▶ [Problem to solve]: The answer must be every line of the records in which the string "document" appears.
(Data for this exercise Opens)
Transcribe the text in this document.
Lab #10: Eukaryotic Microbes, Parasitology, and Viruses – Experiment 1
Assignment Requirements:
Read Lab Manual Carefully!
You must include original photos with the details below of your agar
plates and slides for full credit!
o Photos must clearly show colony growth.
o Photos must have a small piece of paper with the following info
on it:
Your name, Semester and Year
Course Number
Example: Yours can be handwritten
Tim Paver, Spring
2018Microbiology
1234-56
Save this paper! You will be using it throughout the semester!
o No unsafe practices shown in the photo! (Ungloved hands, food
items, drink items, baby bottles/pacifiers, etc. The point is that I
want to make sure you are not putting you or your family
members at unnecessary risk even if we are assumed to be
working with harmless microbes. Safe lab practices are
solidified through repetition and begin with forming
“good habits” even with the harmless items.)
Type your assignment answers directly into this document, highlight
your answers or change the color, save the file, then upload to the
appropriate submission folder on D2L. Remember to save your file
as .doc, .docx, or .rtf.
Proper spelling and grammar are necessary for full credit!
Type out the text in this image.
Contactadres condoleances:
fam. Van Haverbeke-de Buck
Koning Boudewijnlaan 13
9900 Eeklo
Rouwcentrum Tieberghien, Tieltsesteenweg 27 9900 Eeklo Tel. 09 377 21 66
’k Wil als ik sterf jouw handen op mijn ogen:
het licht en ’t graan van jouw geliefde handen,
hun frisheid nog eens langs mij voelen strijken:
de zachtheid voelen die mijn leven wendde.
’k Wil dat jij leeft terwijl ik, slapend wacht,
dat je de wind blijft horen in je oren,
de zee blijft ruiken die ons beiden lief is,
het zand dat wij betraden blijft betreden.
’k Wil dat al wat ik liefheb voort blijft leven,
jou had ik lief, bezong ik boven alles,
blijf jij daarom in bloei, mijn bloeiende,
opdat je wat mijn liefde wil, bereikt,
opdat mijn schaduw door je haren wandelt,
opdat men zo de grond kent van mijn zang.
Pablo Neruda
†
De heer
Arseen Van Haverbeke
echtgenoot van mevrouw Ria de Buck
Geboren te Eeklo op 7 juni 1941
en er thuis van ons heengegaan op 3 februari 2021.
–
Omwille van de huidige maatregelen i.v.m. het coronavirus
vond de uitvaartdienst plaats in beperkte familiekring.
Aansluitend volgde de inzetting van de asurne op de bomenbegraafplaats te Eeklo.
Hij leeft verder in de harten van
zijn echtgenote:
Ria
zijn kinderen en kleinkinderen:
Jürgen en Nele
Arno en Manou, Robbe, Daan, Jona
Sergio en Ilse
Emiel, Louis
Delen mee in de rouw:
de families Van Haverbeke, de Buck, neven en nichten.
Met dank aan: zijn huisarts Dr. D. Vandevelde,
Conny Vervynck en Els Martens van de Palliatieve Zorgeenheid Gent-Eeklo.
(Data for this exercise Closes)
▶ [Task output]:
Transcribe the text in this document.
Type your assignment answers directly into this document, highlight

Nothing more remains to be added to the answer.